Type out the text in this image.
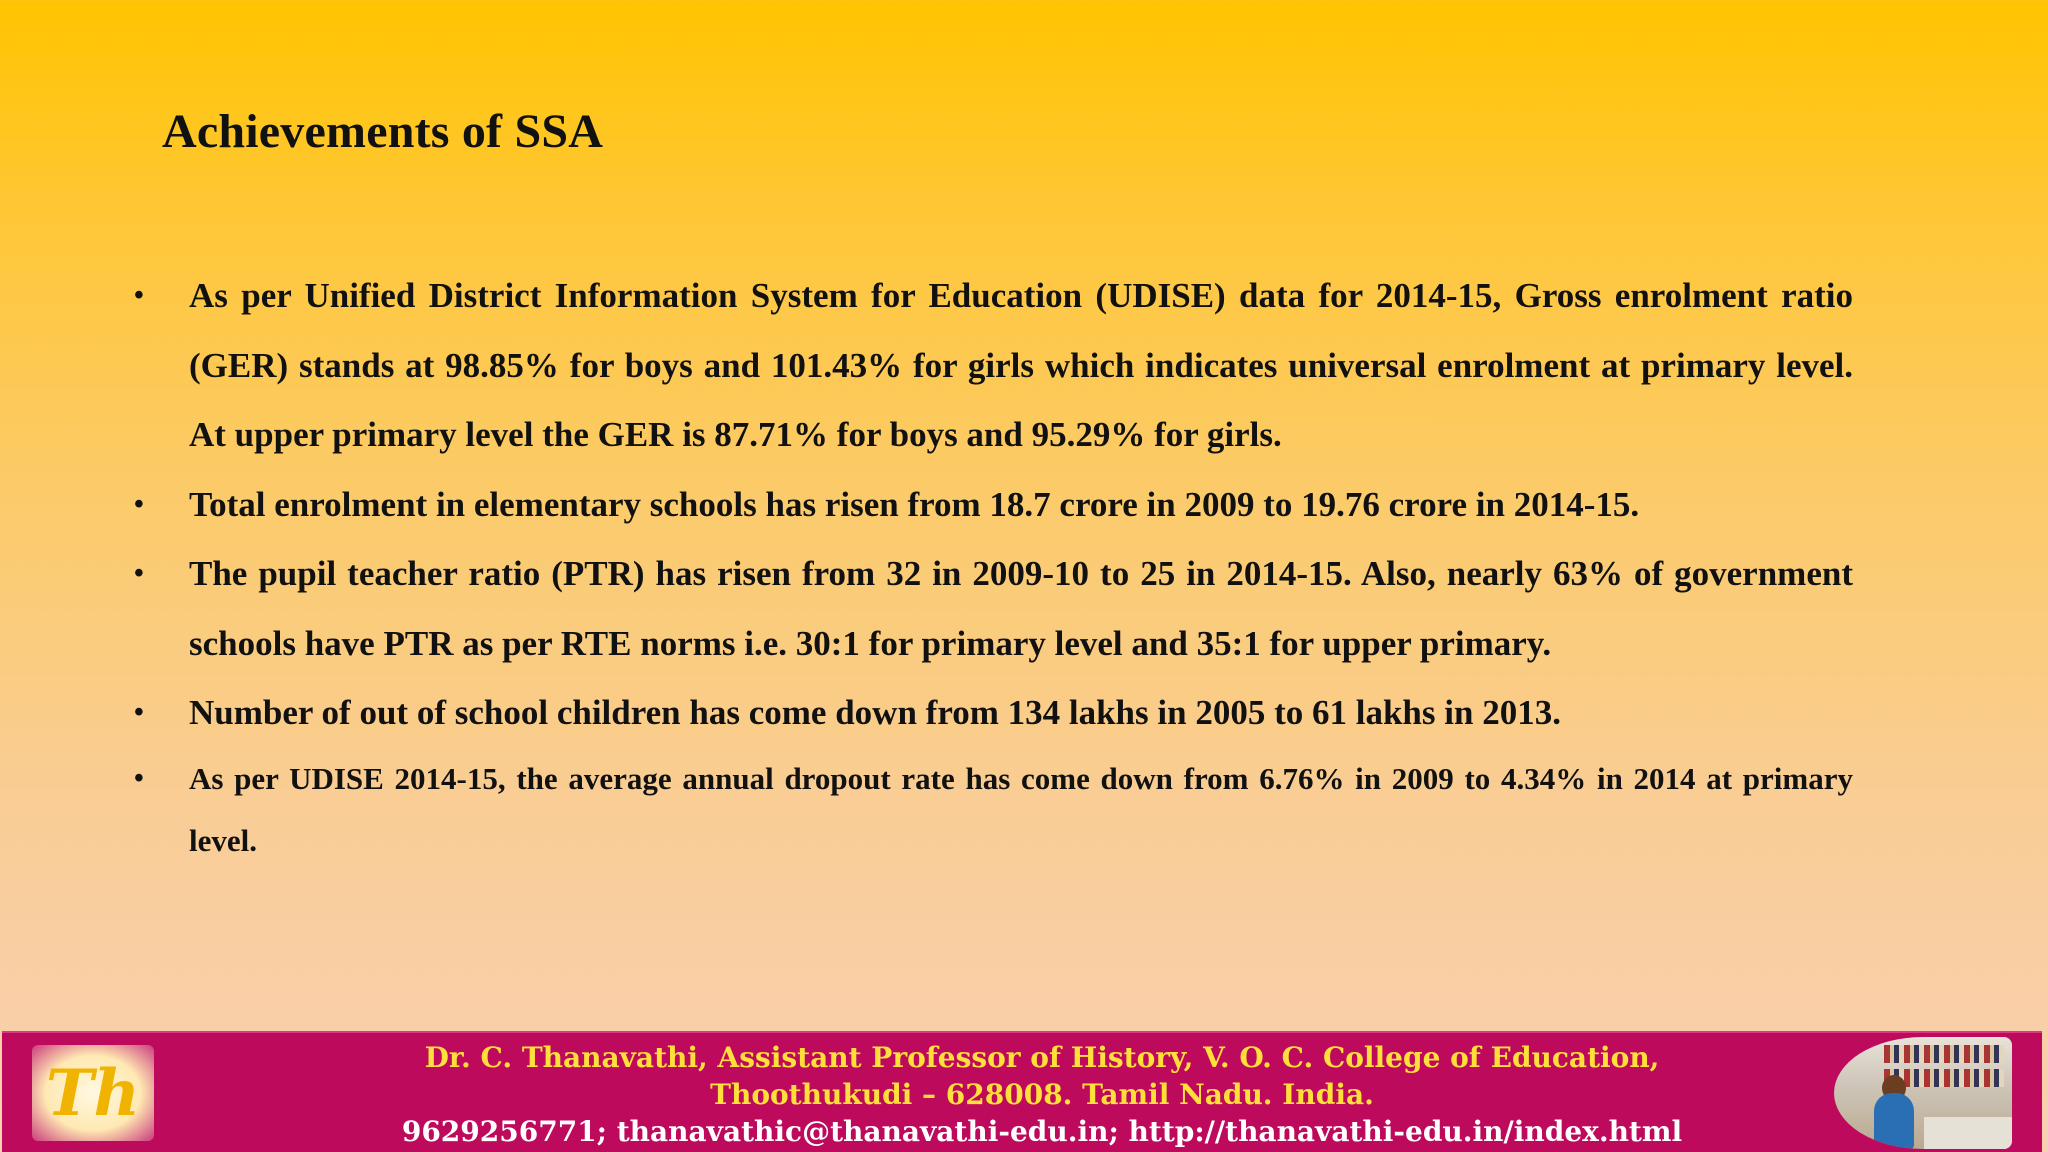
Achievements of SSA
• As per Unified District Information System for Education (UDISE) data for 2014-15, Gross enrolment ratio (GER) stands at 98.85% for boys and 101.43% for girls which indicates universal enrolment at primary level. At upper primary level the GER is 87.71% for boys and 95.29% for girls.
• Total enrolment in elementary schools has risen from 18.7 crore in 2009 to 19.76 crore in 2014-15.
• The pupil teacher ratio (PTR) has risen from 32 in 2009-10 to 25 in 2014-15. Also, nearly 63% of government schools have PTR as per RTE norms i.e. 30:1 for primary level and 35:1 for upper primary.
• Number of out of school children has come down from 134 lakhs in 2005 to 61 lakhs in 2013.
• As per UDISE 2014-15, the average annual dropout rate has come down from 6.76% in 2009 to 4.34% in 2014 at primary level.
Th	Dr. C. Thanavathi, Assistant Professor of History, V. O. C. College of Education,
Thoothukudi – 628008. Tamil Nadu. India.
9629256771; thanavathic@thanavathi-edu.in; http://thanavathi-edu.in/index.html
■ ■ ■
● WHAT THIS TASK INVOLVES
Retype each line of the listing above word for word. Exclude the pictures.

● TASK RESPONSE
Type out the text in this image.
Achievements of SSA
• As per Unified District Information System for Education (UDISE) data for 2014-15, Gross enrolment ratio (GER) stands at 98.85% for boys and 101.43% for girls which indicates universal enrolment at primary level. At upper primary level the GER is 87.71% for boys and 95.29% for girls.
• Total enrolment in elementary schools has risen from 18.7 crore in 2009 to 19.76 crore in 2014-15.
• The pupil teacher ratio (PTR) has risen from 32 in 2009-10 to 25 in 2014-15. Also, nearly 63% of government schools have PTR as per RTE norms i.e. 30:1 for primary level and 35:1 for upper primary.
• Number of out of school children has come down from 134 lakhs in 2005 to 61 lakhs in 2013.
• As per UDISE 2014-15, the average annual dropout rate has come down from 6.76% in 2009 to 4.34% in 2014 at primary level.
Th	Dr. C. Thanavathi, Assistant Professor of History, V. O. C. College of Education,
Thoothukudi – 628008. Tamil Nadu. India.
9629256771; thanavathic@thanavathi-edu.in; http://thanavathi-edu.in/index.html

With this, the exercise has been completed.